Go through the entries and copy every line that has the string "this" in it.
START DATA RECORDS
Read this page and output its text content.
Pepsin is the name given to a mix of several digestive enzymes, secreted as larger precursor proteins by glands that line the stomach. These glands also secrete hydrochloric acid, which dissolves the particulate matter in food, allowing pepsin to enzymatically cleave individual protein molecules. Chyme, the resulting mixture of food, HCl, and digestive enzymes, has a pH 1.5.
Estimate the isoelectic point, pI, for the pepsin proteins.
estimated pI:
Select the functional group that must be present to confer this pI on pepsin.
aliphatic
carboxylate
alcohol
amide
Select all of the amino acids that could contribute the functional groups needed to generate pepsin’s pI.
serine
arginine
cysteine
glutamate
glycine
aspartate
END DATA RECORDS
*RESPONSE BELOW*.
Read this page and output its text content.
Select the functional group that must be present to confer this pI on pepsin.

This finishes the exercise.